-------- DATASET

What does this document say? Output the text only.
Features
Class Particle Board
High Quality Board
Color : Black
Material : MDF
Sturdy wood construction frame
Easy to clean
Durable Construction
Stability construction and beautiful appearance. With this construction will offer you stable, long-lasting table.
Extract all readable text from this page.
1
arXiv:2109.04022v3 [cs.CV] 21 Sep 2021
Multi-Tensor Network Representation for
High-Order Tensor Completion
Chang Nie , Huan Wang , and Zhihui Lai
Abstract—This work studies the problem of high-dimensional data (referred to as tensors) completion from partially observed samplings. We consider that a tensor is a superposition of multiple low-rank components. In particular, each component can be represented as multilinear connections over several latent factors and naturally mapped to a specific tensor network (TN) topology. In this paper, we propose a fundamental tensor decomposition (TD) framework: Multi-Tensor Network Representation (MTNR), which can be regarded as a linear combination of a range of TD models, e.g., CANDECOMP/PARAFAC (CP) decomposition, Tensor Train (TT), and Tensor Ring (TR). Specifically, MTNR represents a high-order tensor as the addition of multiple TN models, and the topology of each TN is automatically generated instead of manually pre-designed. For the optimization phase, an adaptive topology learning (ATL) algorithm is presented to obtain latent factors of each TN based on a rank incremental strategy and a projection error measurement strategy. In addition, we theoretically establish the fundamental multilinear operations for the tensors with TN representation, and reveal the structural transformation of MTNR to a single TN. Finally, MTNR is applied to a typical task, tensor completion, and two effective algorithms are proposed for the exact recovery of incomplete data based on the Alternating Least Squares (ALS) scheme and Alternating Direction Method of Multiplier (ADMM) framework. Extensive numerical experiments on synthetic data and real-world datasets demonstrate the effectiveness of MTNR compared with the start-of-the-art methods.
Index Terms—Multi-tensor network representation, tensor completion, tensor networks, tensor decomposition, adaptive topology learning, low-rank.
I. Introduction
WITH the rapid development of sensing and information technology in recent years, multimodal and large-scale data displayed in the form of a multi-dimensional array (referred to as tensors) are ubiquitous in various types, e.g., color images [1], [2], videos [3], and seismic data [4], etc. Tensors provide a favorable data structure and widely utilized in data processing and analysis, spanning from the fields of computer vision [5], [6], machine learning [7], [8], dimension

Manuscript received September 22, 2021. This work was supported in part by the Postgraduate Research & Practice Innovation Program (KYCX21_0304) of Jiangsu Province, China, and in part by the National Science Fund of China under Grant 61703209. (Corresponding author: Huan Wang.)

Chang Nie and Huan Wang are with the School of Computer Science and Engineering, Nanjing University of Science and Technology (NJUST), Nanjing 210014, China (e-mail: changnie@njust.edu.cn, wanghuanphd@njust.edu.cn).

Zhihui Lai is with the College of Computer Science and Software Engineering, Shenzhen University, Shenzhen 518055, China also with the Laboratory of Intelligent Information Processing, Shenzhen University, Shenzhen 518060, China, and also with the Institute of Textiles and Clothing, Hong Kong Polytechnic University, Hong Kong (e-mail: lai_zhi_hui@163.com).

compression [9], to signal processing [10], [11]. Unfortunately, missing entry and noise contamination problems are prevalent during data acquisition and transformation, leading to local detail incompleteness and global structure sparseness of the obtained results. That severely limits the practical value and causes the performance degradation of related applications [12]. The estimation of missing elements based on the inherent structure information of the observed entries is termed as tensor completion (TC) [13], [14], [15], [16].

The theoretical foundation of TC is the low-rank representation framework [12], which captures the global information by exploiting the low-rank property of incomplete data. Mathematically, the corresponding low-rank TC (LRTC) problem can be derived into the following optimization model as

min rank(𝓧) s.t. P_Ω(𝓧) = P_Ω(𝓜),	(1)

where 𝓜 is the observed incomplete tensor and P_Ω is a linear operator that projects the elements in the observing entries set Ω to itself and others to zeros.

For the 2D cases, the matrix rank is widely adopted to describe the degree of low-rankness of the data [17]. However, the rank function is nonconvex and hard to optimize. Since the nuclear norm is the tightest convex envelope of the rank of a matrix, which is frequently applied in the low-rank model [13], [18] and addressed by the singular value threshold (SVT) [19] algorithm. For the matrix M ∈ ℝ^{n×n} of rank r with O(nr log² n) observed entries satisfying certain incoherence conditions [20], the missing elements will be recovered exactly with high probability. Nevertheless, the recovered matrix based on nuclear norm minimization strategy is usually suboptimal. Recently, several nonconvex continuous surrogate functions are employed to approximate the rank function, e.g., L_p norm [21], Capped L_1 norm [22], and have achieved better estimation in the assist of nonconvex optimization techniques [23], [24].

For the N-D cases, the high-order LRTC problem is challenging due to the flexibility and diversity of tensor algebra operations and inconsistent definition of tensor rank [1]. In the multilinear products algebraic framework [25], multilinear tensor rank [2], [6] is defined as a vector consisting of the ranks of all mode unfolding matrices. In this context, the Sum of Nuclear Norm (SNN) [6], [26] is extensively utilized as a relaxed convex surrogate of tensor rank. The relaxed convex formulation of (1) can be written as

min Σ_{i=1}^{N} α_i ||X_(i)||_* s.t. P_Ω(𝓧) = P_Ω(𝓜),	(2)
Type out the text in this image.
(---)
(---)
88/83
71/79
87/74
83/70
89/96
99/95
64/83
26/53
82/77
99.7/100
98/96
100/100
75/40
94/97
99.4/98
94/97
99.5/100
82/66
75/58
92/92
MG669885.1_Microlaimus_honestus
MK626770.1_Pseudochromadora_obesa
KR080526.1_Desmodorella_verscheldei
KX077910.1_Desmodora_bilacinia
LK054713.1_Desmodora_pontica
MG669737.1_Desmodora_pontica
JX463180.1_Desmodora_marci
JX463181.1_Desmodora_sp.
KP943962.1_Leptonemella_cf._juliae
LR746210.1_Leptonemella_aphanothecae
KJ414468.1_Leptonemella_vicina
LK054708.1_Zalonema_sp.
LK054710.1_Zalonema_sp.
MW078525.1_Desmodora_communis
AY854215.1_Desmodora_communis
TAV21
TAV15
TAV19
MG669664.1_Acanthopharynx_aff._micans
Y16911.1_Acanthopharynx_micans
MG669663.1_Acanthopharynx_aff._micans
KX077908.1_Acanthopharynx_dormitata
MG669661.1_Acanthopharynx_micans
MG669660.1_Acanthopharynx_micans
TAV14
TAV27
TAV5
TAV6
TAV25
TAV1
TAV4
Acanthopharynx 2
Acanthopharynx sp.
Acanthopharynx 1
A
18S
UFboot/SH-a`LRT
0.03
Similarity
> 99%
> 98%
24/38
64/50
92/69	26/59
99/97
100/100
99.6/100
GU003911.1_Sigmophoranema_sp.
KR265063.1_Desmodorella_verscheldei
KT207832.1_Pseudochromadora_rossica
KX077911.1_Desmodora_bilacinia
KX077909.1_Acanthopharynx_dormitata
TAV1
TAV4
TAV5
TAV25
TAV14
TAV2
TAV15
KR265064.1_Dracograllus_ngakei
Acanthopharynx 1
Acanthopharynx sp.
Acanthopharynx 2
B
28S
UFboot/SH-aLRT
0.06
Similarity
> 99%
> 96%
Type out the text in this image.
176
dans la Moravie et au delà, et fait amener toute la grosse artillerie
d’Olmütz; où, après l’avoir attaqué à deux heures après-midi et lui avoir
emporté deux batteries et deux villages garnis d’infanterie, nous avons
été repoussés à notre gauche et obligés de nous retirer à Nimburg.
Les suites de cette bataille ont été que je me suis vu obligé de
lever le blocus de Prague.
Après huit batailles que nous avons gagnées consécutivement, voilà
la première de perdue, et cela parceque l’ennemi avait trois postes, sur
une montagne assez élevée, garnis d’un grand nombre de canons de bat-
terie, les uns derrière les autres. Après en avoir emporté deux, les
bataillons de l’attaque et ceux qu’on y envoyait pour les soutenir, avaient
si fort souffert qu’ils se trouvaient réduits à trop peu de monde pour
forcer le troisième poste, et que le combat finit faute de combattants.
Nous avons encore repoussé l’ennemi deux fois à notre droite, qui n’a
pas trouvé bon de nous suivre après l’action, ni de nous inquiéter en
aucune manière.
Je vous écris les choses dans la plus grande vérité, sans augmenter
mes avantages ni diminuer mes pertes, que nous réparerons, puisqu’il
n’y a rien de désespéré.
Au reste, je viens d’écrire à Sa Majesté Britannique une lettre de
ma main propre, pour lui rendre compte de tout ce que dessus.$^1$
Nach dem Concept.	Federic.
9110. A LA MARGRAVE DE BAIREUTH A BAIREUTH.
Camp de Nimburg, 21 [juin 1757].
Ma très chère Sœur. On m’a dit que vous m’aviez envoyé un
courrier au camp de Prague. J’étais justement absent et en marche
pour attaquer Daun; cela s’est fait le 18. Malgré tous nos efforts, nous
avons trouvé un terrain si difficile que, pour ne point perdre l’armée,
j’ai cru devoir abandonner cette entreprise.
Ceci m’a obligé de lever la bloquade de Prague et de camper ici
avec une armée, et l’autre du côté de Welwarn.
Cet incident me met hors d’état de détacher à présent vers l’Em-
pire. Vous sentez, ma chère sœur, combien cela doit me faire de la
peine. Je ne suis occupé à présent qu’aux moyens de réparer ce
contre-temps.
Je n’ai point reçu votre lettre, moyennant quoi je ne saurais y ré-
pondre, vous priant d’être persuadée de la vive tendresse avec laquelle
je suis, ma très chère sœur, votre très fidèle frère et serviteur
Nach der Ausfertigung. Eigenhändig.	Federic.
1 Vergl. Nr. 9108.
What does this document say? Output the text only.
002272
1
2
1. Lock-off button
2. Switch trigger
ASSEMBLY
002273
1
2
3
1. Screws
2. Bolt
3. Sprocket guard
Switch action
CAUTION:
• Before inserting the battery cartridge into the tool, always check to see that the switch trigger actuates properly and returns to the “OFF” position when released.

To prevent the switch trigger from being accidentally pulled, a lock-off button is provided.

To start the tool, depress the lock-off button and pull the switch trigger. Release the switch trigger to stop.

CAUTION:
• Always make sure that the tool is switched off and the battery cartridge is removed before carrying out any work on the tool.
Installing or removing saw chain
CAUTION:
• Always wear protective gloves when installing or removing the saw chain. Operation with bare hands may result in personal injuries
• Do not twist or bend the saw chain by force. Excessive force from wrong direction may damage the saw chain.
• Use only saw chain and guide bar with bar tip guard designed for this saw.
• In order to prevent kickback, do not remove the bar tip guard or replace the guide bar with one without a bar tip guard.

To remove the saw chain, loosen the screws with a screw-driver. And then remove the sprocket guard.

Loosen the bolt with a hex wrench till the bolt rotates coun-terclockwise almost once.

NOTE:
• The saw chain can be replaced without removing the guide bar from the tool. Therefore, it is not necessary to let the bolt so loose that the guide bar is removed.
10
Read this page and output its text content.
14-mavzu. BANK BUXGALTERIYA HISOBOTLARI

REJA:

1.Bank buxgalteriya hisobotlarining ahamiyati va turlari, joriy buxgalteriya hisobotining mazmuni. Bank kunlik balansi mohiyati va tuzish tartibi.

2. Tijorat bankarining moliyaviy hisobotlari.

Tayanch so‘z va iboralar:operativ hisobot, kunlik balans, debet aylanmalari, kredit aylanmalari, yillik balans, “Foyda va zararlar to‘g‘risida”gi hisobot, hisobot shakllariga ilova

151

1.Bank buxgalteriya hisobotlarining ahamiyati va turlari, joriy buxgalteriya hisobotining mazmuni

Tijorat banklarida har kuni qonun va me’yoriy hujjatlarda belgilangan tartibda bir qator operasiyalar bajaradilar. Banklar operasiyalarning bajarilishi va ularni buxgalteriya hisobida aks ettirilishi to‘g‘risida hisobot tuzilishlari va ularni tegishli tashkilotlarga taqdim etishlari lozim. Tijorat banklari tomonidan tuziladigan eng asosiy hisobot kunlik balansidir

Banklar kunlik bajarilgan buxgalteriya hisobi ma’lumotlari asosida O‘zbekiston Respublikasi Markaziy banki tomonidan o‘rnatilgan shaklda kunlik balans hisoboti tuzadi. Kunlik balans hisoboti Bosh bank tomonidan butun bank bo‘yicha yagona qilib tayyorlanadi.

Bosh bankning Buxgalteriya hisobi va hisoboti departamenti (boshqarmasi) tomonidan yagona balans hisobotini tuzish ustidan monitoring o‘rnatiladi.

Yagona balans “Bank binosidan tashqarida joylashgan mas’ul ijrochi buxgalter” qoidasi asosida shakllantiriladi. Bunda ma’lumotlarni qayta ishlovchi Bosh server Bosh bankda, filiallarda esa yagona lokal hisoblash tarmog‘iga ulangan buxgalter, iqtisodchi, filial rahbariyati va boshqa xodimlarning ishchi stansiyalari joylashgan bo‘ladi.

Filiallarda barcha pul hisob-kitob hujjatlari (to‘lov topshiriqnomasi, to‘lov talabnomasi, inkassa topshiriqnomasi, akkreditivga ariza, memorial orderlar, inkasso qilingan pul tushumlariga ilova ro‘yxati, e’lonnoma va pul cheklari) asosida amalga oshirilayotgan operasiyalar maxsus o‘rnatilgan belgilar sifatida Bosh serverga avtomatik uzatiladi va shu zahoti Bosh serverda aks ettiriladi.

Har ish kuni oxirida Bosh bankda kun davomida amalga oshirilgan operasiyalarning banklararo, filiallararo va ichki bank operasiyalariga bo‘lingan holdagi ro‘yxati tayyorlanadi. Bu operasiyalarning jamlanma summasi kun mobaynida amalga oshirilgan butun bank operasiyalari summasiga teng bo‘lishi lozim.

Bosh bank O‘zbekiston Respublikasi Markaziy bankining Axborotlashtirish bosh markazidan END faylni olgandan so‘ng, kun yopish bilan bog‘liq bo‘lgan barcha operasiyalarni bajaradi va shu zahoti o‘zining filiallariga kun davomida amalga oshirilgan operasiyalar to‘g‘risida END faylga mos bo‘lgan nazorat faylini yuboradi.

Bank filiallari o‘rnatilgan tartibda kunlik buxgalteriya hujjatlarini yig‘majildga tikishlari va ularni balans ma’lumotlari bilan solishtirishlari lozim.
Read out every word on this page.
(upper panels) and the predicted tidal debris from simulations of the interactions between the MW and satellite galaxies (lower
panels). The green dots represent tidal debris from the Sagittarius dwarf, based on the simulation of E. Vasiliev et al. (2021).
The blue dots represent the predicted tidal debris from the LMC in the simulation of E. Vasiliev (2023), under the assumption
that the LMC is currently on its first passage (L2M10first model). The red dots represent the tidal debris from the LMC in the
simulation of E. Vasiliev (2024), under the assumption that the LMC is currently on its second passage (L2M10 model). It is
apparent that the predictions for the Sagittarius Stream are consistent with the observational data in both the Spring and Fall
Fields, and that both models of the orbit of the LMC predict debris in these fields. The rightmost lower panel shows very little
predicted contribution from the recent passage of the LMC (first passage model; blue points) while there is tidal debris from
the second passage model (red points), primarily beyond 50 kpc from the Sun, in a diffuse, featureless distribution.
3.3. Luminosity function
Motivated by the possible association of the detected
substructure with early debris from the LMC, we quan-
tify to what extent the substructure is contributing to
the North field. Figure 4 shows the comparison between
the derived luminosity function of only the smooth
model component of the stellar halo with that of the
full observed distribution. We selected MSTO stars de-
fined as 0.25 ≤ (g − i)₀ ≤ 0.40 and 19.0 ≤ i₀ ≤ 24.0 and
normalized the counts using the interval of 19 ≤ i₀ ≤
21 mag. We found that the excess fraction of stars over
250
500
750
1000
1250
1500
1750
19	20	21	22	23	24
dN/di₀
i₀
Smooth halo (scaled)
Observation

----------------

**WHAT YOU HAVE TO DO**
Identify every line above with the string "cette" in it. Copy those lines.

**RESPONSE BELOW**
Les suites de cette bataille ont été que je me suis vu obligé de
j’ai cru devoir abandonner cette entreprise.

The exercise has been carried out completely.